#### Input material ####

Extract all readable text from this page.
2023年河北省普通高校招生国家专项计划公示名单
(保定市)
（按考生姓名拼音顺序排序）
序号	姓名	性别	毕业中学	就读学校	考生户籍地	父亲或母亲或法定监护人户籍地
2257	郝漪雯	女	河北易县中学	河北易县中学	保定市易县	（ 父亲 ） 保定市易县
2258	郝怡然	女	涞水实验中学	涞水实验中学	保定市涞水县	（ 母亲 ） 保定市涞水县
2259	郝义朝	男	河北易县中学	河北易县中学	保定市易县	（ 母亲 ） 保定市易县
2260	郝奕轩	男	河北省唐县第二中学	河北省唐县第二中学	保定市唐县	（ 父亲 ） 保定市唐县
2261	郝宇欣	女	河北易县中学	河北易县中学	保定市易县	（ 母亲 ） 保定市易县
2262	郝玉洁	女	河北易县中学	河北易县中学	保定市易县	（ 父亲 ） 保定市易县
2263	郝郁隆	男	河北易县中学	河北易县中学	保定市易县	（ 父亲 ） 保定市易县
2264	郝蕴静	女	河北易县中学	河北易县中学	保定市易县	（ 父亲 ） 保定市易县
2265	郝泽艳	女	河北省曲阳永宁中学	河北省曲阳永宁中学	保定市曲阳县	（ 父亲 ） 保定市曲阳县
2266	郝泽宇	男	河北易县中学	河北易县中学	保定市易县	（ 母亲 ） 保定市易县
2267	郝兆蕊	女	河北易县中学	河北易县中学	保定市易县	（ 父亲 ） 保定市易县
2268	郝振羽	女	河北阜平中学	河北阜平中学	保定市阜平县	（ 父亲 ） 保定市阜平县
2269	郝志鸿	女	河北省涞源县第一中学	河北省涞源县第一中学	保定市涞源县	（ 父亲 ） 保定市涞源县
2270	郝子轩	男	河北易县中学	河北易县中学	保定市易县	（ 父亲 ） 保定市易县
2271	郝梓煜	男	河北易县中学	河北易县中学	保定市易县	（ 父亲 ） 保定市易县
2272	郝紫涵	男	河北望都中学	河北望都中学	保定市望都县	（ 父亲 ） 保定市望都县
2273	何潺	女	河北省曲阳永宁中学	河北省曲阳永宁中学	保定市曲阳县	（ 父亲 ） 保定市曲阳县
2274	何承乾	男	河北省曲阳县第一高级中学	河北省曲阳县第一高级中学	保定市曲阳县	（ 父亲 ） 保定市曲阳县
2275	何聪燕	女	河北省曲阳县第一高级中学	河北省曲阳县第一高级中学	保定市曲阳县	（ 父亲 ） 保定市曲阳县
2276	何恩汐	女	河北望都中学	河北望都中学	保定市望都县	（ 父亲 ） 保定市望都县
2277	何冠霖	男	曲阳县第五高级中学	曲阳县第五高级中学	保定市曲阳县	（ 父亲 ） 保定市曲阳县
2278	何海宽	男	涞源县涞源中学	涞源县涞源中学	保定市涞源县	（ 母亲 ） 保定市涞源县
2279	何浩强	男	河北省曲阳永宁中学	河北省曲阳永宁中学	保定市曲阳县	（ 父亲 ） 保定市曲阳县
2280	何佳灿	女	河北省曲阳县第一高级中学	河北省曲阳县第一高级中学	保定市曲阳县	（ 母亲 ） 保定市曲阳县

####

Instruction: Restate the data above word for word.

Worked solution:
Extract all readable text from this page.
2023年河北省普通高校招生国家专项计划公示名单
(保定市)
（按考生姓名拼音顺序排序）
序号	姓名	性别	毕业中学	就读学校	考生户籍地	父亲或母亲或法定监护人户籍地
2257	郝漪雯	女	河北易县中学	河北易县中学	保定市易县	（ 父亲 ） 保定市易县
2258	郝怡然	女	涞水实验中学	涞水实验中学	保定市涞水县	（ 母亲 ） 保定市涞水县
2259	郝义朝	男	河北易县中学	河北易县中学	保定市易县	（ 母亲 ） 保定市易县
2260	郝奕轩	男	河北省唐县第二中学	河北省唐县第二中学	保定市唐县	（ 父亲 ） 保定市唐县
2261	郝宇欣	女	河北易县中学	河北易县中学	保定市易县	（ 母亲 ） 保定市易县
2262	郝玉洁	女	河北易县中学	河北易县中学	保定市易县	（ 父亲 ） 保定市易县
2263	郝郁隆	男	河北易县中学	河北易县中学	保定市易县	（ 父亲 ） 保定市易县
2264	郝蕴静	女	河北易县中学	河北易县中学	保定市易县	（ 父亲 ） 保定市易县
2265	郝泽艳	女	河北省曲阳永宁中学	河北省曲阳永宁中学	保定市曲阳县	（ 父亲 ） 保定市曲阳县
2266	郝泽宇	男	河北易县中学	河北易县中学	保定市易县	（ 母亲 ） 保定市易县
2267	郝兆蕊	女	河北易县中学	河北易县中学	保定市易县	（ 父亲 ） 保定市易县
2268	郝振羽	女	河北阜平中学	河北阜平中学	保定市阜平县	（ 父亲 ） 保定市阜平县
2269	郝志鸿	女	河北省涞源县第一中学	河北省涞源县第一中学	保定市涞源县	（ 父亲 ） 保定市涞源县
2270	郝子轩	男	河北易县中学	河北易县中学	保定市易县	（ 父亲 ） 保定市易县
2271	郝梓煜	男	河北易县中学	河北易县中学	保定市易县	（ 父亲 ） 保定市易县
2272	郝紫涵	男	河北望都中学	河北望都中学	保定市望都县	（ 父亲 ） 保定市望都县
2273	何潺	女	河北省曲阳永宁中学	河北省曲阳永宁中学	保定市曲阳县	（ 父亲 ） 保定市曲阳县
2274	何承乾	男	河北省曲阳县第一高级中学	河北省曲阳县第一高级中学	保定市曲阳县	（ 父亲 ） 保定市曲阳县
2275	何聪燕	女	河北省曲阳县第一高级中学	河北省曲阳县第一高级中学	保定市曲阳县	（ 父亲 ） 保定市曲阳县
2276	何恩汐	女	河北望都中学	河北望都中学	保定市望都县	（ 父亲 ） 保定市望都县
2277	何冠霖	男	曲阳县第五高级中学	曲阳县第五高级中学	保定市曲阳县	（ 父亲 ） 保定市曲阳县
2278	何海宽	男	涞源县涞源中学	涞源县涞源中学	保定市涞源县	（ 母亲 ） 保定市涞源县
2279	何浩强	男	河北省曲阳永宁中学	河北省曲阳永宁中学	保定市曲阳县	（ 父亲 ） 保定市曲阳县
2280	何佳灿	女	河北省曲阳县第一高级中学	河北省曲阳县第一高级中学	保定市曲阳县	（ 母亲 ） 保定市曲阳县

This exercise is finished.